- **What needs to be done**:
Reproduce the listing below verbatim.
:: Records for the exercise ::
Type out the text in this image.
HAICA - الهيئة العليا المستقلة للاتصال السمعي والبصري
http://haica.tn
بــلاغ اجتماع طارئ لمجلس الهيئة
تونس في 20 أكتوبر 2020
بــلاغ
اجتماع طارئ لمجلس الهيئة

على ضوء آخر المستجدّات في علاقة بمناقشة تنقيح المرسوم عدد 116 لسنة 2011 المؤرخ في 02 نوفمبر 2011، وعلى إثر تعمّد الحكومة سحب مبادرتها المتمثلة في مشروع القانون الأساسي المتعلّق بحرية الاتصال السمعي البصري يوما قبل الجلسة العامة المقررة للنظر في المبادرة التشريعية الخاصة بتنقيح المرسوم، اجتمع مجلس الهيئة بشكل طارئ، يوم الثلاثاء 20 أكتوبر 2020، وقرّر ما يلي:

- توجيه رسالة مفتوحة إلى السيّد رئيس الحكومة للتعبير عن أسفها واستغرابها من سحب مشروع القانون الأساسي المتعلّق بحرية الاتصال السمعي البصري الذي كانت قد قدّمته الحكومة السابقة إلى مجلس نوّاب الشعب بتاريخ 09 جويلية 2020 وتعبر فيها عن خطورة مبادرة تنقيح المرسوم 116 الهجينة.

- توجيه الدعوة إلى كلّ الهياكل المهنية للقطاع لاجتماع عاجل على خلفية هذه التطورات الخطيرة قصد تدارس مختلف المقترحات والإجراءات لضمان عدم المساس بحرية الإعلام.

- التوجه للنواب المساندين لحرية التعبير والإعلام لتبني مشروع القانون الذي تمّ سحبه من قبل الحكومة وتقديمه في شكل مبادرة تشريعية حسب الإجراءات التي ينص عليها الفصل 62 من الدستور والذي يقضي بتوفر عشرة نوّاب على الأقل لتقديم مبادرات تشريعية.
:::
- **Answer below**:
Type out the text in this image.
HAICA - الهيئة العليا المستقلة للاتصال السمعي والبصري
http://haica.tn
بــلاغ اجتماع طارئ لمجلس الهيئة
تونس في 20 أكتوبر 2020
بــلاغ
اجتماع طارئ لمجلس الهيئة

على ضوء آخر المستجدّات في علاقة بمناقشة تنقيح المرسوم عدد 116 لسنة 2011 المؤرخ في 02 نوفمبر 2011، وعلى إثر تعمّد الحكومة سحب مبادرتها المتمثلة في مشروع القانون الأساسي المتعلّق بحرية الاتصال السمعي البصري يوما قبل الجلسة العامة المقررة للنظر في المبادرة التشريعية الخاصة بتنقيح المرسوم، اجتمع مجلس الهيئة بشكل طارئ، يوم الثلاثاء 20 أكتوبر 2020، وقرّر ما يلي:

- توجيه رسالة مفتوحة إلى السيّد رئيس الحكومة للتعبير عن أسفها واستغرابها من سحب مشروع القانون الأساسي المتعلّق بحرية الاتصال السمعي البصري الذي كانت قد قدّمته الحكومة السابقة إلى مجلس نوّاب الشعب بتاريخ 09 جويلية 2020 وتعبر فيها عن خطورة مبادرة تنقيح المرسوم 116 الهجينة.

- توجيه الدعوة إلى كلّ الهياكل المهنية للقطاع لاجتماع عاجل على خلفية هذه التطورات الخطيرة قصد تدارس مختلف المقترحات والإجراءات لضمان عدم المساس بحرية الإعلام.

- التوجه للنواب المساندين لحرية التعبير والإعلام لتبني مشروع القانون الذي تمّ سحبه من قبل الحكومة وتقديمه في شكل مبادرة تشريعية حسب الإجراءات التي ينص عليها الفصل 62 من الدستور والذي يقضي بتوفر عشرة نوّاب على الأقل لتقديم مبادرات تشريعية.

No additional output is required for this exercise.